A run of records:
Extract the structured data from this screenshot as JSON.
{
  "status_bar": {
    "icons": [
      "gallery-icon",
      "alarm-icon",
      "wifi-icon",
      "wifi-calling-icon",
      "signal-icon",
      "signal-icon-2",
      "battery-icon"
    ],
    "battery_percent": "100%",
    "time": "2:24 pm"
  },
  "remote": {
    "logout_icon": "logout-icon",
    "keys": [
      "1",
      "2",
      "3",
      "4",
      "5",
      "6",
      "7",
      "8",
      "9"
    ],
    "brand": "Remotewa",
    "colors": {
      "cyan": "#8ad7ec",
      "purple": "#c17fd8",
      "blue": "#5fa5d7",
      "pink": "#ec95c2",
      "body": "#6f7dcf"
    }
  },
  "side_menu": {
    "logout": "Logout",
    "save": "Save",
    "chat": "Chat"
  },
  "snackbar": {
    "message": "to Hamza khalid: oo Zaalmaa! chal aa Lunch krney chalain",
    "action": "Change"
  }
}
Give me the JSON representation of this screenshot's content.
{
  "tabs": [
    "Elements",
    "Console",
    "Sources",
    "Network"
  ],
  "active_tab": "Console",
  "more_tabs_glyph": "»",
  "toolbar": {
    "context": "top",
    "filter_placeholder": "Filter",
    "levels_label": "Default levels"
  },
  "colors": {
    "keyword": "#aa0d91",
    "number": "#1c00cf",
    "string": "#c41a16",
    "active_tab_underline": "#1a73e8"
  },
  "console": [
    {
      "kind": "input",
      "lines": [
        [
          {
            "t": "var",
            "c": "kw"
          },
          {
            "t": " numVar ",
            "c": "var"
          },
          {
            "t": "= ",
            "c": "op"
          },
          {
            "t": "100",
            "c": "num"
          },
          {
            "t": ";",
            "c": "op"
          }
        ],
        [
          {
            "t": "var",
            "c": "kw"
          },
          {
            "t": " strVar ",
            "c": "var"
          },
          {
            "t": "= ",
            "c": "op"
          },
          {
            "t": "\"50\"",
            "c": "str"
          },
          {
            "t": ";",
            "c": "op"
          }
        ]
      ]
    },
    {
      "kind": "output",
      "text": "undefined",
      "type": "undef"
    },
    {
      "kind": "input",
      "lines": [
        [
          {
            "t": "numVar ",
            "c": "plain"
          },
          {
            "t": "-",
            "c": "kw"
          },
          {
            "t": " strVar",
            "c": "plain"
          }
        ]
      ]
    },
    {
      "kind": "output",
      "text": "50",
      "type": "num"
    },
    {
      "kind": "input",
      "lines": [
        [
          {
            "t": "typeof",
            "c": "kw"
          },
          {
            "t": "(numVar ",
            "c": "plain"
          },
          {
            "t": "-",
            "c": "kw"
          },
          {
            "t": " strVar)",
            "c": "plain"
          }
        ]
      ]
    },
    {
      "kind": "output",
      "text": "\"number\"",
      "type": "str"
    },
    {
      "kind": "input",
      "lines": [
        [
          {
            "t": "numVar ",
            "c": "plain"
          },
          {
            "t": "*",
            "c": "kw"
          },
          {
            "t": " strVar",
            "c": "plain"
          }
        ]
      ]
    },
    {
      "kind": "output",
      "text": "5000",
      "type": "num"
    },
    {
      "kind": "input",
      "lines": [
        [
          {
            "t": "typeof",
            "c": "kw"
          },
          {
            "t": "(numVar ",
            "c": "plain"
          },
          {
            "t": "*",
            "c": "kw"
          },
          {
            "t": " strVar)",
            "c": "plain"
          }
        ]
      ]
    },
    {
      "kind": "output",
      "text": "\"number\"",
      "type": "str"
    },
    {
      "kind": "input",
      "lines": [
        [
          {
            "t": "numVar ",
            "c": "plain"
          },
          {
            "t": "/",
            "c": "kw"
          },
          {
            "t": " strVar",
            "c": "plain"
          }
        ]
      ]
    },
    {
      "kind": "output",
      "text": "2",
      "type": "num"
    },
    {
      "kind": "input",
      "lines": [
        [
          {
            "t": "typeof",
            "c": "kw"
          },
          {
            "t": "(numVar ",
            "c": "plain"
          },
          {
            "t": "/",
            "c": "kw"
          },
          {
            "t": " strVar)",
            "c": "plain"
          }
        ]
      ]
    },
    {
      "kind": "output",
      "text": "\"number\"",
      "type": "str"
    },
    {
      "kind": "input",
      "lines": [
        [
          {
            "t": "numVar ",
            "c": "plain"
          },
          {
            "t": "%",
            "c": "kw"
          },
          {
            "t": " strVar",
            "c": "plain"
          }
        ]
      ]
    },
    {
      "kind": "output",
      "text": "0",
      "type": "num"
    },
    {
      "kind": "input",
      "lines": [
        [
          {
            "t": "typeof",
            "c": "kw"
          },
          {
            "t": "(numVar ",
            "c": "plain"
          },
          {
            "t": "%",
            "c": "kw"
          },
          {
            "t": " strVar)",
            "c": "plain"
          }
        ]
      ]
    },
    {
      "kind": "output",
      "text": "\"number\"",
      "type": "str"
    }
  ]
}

= Task details =
From the entries above, extract each line containing "screenshot".

= Solved problem =
Extract the structured data from this screenshot as JSON.
Give me the JSON representation of this screenshot's content.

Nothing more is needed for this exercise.